Your answer is a single number: how many lines hold the word "America"?

___ Data shown

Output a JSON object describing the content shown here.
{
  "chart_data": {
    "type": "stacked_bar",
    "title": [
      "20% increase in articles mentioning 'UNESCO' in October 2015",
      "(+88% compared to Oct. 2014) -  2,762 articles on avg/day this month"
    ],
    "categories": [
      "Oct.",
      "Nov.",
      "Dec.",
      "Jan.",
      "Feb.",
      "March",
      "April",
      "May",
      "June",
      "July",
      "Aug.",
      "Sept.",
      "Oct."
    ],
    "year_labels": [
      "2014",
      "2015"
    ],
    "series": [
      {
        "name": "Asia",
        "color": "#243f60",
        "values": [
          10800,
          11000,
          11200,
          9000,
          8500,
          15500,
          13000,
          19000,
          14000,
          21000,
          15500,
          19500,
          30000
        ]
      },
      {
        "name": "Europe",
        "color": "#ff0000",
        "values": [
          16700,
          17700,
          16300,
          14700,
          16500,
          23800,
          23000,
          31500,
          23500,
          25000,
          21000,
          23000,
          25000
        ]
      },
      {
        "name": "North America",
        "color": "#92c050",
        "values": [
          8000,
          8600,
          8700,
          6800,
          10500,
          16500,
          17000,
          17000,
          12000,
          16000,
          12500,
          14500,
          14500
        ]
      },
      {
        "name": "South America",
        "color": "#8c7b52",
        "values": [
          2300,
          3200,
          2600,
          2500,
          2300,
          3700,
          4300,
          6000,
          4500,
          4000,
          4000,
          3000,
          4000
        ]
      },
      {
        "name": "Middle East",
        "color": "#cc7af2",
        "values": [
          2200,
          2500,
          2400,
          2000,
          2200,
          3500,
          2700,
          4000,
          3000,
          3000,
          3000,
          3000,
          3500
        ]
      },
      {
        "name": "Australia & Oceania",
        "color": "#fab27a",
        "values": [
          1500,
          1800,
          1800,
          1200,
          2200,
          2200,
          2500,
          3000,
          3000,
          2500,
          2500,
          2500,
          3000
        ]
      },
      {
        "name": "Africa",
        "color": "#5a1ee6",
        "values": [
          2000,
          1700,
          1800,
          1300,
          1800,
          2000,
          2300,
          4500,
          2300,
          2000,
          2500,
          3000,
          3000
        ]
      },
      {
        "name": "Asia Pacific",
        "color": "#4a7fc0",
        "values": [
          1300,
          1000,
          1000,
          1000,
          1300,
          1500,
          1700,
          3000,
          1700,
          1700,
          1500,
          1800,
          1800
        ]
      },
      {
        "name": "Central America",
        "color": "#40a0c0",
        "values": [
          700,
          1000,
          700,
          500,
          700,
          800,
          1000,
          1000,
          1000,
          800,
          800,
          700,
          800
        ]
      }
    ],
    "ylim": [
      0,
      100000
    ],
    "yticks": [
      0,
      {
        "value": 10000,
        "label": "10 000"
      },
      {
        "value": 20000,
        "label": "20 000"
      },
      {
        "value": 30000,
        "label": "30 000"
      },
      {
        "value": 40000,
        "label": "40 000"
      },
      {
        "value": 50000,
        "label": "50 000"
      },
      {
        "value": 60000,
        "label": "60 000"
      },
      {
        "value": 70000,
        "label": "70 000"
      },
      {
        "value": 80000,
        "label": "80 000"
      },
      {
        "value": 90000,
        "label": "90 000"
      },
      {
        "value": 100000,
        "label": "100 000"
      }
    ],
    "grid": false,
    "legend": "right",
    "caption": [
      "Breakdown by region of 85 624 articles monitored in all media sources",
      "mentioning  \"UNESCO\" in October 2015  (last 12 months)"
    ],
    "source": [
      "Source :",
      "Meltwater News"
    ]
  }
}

______
___ Data shown

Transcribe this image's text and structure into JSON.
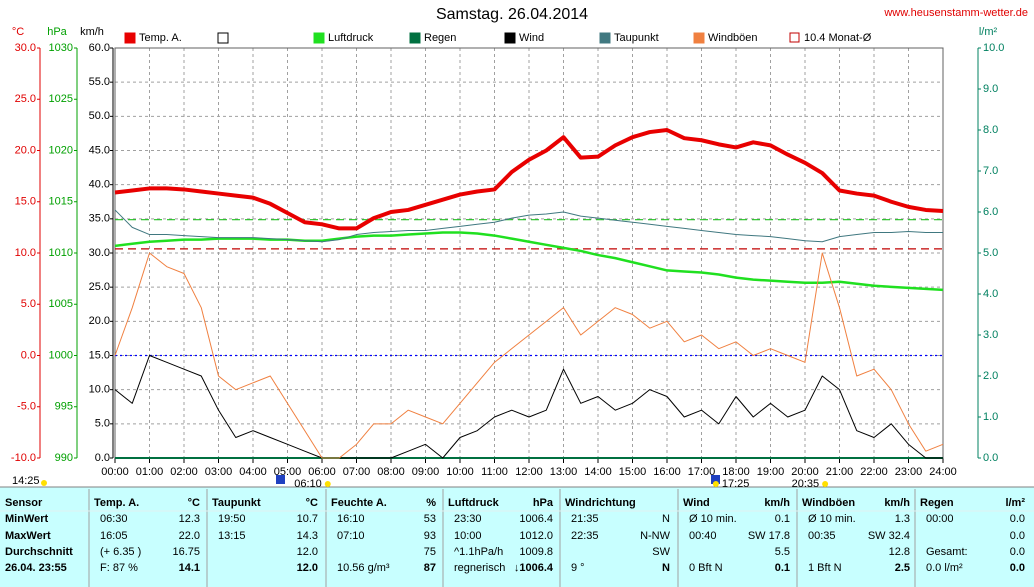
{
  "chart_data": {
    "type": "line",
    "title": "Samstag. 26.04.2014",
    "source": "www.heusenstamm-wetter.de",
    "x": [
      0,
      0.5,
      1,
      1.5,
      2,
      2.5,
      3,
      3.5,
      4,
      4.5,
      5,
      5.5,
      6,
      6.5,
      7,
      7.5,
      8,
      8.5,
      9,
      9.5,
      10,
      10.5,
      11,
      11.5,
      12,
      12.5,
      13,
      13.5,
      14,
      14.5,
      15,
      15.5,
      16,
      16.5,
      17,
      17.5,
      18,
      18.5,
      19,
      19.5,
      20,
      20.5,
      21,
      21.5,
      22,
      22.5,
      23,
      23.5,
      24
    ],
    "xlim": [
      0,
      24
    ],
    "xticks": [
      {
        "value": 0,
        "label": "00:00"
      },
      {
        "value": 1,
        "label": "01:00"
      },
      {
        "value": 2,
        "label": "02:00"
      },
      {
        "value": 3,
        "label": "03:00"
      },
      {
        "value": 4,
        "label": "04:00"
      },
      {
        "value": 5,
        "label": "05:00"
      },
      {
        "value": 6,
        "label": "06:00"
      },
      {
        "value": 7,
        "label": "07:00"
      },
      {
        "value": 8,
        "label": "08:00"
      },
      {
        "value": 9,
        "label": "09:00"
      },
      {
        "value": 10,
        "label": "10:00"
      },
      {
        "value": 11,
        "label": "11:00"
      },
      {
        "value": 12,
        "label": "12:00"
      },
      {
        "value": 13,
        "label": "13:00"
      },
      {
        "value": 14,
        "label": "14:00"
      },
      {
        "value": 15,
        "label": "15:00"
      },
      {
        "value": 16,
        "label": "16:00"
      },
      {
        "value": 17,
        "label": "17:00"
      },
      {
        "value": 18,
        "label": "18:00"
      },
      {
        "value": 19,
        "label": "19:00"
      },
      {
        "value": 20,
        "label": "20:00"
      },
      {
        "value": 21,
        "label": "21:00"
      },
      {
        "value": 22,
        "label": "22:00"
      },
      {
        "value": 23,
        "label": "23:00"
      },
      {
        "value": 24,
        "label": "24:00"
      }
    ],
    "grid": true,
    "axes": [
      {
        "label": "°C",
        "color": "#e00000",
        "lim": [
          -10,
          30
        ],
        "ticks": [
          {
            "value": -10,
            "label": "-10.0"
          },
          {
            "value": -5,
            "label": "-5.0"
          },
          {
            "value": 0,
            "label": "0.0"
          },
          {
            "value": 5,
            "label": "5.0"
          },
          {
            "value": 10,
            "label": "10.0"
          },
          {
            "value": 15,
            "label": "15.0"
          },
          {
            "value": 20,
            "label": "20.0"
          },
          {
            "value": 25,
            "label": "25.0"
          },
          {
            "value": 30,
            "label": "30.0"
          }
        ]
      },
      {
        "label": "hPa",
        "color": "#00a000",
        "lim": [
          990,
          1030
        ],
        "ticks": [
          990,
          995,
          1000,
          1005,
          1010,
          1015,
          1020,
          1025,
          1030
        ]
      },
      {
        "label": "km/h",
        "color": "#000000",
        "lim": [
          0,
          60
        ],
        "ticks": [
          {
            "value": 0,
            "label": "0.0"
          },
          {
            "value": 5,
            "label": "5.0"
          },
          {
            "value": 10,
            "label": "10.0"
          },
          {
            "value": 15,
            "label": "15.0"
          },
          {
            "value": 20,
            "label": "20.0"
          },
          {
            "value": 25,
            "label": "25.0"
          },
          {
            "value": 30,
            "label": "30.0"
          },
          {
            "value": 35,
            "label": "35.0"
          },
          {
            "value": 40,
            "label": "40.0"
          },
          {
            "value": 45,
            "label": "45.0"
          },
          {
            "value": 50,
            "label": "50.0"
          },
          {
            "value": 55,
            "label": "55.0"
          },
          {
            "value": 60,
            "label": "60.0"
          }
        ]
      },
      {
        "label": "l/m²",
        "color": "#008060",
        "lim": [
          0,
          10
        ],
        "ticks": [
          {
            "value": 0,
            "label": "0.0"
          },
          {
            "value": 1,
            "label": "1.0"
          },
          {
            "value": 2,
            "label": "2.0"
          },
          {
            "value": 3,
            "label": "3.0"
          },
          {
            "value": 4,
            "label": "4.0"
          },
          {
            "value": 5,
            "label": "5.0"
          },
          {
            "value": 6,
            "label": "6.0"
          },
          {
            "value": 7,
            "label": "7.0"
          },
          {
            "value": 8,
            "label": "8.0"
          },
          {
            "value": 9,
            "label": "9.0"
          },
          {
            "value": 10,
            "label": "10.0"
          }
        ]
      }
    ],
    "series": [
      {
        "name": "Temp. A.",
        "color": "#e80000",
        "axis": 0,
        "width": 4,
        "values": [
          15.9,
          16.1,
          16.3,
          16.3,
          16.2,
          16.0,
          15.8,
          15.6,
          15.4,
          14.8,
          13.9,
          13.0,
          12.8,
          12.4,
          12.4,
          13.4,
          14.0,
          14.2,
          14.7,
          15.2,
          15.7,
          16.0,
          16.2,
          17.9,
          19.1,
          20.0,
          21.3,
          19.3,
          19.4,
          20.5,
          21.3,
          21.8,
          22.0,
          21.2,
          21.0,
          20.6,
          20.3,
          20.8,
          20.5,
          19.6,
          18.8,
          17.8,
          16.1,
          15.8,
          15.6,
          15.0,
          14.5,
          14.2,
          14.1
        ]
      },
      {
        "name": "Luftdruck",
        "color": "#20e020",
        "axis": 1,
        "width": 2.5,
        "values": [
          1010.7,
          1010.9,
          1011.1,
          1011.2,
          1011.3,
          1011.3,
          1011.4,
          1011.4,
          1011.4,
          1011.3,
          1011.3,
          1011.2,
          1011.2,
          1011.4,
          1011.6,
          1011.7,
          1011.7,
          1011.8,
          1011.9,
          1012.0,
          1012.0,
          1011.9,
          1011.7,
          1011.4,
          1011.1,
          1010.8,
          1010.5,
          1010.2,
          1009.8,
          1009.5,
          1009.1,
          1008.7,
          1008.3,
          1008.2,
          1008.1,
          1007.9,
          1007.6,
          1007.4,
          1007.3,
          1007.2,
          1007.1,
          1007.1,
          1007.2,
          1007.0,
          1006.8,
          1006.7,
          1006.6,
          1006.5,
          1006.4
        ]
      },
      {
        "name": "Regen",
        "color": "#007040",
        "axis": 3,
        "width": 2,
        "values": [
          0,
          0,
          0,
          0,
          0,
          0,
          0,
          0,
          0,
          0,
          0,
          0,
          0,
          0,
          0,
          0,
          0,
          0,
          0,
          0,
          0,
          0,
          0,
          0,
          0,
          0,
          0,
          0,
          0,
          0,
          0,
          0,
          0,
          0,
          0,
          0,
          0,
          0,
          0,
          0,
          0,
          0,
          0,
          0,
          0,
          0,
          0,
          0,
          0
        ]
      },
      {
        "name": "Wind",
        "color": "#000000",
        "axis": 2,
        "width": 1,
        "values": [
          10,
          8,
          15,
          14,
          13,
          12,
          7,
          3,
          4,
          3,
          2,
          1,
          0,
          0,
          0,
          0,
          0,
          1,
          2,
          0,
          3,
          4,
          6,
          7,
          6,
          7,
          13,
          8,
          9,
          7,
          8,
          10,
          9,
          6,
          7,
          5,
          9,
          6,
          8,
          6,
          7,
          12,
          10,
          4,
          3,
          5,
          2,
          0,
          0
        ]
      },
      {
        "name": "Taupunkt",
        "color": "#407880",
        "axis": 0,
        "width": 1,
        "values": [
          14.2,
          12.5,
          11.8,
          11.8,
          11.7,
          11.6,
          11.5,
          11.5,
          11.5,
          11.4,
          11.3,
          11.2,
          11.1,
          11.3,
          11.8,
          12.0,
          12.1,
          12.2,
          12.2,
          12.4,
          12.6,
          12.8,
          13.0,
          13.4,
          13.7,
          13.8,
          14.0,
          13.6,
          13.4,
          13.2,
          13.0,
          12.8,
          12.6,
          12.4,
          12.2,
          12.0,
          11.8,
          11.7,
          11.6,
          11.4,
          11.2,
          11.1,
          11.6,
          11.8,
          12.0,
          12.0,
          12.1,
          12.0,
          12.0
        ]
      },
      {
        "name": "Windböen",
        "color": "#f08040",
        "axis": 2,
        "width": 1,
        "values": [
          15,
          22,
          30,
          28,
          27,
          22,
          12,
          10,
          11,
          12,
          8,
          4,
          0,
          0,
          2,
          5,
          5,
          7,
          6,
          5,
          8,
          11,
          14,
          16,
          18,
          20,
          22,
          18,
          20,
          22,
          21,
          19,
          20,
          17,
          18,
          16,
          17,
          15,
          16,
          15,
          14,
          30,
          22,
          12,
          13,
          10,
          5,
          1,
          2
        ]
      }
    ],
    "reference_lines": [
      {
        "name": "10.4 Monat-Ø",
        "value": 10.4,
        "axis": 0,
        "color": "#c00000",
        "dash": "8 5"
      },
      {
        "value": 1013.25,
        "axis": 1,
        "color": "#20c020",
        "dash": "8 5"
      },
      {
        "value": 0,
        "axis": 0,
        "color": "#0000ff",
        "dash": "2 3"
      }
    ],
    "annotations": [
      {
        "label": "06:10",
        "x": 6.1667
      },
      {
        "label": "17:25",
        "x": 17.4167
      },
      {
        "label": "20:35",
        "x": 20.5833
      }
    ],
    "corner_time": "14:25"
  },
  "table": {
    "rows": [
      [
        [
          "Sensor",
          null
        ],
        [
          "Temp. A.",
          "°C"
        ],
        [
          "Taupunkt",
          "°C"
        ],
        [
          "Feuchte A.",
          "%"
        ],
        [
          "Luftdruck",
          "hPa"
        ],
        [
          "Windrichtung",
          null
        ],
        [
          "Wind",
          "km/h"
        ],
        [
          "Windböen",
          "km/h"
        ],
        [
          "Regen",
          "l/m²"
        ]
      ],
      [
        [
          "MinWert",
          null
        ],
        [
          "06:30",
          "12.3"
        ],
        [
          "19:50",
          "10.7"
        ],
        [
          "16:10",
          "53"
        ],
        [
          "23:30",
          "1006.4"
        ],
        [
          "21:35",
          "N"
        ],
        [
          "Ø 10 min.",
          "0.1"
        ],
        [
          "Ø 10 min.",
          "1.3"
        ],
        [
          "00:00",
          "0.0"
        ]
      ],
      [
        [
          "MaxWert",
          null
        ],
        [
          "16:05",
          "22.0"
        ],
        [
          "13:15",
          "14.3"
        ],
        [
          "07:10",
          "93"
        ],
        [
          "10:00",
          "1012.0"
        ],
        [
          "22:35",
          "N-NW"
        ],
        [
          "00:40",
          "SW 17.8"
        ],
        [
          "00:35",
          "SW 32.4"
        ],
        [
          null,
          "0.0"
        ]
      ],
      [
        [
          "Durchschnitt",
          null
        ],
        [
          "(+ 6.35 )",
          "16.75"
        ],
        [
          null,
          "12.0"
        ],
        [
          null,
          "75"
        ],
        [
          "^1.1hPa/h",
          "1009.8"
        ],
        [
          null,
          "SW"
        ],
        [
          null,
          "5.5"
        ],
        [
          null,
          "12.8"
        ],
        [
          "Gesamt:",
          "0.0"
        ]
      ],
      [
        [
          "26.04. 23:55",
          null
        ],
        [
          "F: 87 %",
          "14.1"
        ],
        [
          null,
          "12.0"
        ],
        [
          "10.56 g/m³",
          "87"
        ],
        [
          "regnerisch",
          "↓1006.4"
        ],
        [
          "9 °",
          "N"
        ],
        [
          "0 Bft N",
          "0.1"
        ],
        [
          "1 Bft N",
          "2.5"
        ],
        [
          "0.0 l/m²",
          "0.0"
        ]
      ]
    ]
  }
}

______

Answer to the exercise: 3